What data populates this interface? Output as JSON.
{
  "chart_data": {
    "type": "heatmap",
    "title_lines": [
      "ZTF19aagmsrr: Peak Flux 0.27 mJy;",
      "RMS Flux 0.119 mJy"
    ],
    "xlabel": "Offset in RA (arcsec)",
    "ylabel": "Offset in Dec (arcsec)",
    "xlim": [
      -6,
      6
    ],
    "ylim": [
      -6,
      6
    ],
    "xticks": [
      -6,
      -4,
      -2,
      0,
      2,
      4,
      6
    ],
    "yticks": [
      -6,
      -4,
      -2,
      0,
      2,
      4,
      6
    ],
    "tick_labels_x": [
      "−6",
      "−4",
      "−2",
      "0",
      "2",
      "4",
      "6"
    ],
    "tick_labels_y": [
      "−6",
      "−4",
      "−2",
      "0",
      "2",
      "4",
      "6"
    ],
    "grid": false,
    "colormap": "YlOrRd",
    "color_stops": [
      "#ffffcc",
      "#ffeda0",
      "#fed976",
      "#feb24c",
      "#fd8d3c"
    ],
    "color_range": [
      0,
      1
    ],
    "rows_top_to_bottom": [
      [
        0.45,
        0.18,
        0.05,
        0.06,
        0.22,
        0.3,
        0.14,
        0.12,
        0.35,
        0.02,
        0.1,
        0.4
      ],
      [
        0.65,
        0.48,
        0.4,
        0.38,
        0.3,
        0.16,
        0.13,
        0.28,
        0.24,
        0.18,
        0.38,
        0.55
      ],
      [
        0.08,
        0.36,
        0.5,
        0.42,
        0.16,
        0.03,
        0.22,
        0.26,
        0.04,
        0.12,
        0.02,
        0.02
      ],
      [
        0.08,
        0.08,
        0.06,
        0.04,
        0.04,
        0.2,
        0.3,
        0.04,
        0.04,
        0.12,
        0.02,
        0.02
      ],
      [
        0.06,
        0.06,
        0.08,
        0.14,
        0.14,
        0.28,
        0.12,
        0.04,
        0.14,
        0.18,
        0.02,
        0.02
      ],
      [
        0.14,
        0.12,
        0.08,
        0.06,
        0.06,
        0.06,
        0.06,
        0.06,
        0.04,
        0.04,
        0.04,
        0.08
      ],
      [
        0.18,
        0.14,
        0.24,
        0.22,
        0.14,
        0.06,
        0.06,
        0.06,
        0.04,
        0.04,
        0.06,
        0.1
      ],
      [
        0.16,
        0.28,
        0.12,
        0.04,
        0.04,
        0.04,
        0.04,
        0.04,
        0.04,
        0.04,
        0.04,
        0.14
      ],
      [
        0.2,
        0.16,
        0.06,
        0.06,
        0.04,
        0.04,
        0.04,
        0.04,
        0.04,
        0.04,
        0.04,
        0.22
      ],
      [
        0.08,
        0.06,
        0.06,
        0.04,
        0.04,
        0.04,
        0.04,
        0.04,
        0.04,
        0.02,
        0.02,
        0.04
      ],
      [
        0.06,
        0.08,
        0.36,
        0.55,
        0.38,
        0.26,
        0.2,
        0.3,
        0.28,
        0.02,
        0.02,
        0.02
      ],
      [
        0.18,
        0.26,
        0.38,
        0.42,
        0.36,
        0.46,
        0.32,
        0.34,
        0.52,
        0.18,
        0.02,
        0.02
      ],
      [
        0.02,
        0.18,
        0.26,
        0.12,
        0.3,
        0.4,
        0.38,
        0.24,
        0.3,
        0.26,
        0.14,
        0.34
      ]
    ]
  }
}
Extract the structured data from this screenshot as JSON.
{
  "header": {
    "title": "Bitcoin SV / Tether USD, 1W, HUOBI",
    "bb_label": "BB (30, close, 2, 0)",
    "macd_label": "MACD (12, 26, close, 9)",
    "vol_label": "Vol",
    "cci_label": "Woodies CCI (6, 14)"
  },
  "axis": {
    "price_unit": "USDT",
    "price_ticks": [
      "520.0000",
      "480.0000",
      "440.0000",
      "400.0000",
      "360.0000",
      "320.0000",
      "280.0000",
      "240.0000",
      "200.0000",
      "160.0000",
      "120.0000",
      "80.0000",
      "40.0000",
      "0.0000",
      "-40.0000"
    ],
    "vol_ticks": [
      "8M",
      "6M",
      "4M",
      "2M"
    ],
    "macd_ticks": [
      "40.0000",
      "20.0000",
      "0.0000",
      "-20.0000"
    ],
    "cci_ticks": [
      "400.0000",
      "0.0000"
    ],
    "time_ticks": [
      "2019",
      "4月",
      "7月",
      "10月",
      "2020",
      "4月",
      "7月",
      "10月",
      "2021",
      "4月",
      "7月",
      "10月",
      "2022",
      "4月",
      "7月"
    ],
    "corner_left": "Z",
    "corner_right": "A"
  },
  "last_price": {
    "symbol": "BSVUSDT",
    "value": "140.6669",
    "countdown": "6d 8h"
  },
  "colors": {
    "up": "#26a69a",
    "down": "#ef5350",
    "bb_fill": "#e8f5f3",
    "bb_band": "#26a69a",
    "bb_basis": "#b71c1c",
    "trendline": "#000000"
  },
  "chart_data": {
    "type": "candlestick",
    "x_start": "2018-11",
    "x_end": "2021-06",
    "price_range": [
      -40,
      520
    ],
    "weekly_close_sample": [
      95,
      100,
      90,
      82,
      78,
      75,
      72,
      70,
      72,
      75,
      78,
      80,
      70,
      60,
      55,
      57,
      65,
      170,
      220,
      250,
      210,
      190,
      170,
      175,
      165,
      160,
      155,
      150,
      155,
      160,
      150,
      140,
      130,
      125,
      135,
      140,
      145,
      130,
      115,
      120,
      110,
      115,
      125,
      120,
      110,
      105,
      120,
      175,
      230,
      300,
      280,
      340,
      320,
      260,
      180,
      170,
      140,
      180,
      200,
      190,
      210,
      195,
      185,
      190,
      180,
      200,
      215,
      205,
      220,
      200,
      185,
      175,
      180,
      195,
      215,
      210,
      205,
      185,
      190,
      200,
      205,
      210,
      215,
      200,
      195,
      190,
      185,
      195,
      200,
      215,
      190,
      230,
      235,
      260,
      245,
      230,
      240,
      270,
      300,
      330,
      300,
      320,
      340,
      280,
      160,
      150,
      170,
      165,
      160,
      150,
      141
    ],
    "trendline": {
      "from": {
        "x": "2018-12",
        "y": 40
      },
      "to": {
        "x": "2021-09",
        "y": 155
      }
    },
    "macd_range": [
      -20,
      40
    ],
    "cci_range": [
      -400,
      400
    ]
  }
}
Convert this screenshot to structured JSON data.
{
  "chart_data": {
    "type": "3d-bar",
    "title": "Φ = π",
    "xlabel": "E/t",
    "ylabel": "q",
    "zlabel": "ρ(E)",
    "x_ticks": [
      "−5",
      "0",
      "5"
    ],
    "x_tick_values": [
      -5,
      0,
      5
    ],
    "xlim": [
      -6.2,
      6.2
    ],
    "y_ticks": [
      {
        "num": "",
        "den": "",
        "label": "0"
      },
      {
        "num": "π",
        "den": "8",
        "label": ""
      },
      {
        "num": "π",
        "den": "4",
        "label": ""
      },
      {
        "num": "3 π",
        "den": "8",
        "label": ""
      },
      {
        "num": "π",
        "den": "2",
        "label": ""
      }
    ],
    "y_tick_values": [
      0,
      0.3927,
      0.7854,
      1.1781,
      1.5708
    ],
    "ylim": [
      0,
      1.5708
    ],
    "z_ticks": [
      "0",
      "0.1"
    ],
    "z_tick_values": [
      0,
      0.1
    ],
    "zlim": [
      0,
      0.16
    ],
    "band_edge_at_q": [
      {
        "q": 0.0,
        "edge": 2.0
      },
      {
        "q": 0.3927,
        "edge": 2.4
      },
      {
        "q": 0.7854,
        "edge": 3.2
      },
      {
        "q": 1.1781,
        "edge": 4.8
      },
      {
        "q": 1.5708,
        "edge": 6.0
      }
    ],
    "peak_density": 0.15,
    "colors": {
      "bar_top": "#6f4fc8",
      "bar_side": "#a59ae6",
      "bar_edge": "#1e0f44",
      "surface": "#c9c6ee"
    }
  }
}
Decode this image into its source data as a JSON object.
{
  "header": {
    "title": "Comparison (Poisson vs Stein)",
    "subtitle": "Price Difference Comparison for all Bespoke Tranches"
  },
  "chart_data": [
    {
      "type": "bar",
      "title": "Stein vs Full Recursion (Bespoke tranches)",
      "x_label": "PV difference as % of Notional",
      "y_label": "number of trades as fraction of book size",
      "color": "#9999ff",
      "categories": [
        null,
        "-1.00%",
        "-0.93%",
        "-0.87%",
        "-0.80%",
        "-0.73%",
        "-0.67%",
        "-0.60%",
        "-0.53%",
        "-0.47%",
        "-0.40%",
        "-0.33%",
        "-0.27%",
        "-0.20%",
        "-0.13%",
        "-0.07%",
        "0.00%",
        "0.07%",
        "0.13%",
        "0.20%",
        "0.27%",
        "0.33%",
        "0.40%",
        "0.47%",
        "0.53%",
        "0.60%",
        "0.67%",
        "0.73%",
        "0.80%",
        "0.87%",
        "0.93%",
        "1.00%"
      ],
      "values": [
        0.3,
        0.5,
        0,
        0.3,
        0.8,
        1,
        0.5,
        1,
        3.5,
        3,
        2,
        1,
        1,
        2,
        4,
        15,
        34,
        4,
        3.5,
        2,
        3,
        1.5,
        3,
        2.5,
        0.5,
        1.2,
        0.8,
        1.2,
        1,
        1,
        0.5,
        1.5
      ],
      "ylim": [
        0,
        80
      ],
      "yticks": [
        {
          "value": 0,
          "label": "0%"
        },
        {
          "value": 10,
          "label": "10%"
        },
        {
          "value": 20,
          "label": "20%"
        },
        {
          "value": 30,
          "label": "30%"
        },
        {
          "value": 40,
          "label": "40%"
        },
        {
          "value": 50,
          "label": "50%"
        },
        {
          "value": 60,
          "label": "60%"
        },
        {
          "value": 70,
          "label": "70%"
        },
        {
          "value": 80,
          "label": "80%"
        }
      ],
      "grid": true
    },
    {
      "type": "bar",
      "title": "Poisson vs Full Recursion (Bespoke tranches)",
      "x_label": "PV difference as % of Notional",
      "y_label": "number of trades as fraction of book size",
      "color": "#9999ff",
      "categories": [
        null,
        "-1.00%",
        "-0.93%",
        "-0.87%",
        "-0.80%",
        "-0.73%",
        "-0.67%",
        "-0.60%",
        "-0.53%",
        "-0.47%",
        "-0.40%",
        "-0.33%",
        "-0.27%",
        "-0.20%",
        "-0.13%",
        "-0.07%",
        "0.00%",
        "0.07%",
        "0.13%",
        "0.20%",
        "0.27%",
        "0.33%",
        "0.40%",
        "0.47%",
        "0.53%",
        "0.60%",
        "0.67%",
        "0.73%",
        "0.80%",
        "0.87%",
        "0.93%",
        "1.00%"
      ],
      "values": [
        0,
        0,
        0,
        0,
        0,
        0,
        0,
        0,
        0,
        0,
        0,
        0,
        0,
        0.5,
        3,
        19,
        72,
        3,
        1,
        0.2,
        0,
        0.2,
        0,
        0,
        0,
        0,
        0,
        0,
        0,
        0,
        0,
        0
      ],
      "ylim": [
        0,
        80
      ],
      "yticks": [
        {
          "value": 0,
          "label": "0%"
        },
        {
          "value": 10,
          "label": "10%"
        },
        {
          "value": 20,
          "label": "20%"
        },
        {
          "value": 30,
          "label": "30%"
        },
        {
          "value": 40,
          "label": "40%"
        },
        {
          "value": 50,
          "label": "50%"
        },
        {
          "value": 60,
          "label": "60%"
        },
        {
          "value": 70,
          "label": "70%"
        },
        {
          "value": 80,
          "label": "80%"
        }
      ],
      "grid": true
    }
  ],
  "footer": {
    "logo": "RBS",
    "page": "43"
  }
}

§ PROBLEM
Out of the material above, select every line that holds the string "Recursion".

§ RESULT OF THE EXERCISE
      "title": "Stein vs Full Recursion (Bespoke tranches)",
      "title": "Poisson vs Full Recursion (Bespoke tranches)",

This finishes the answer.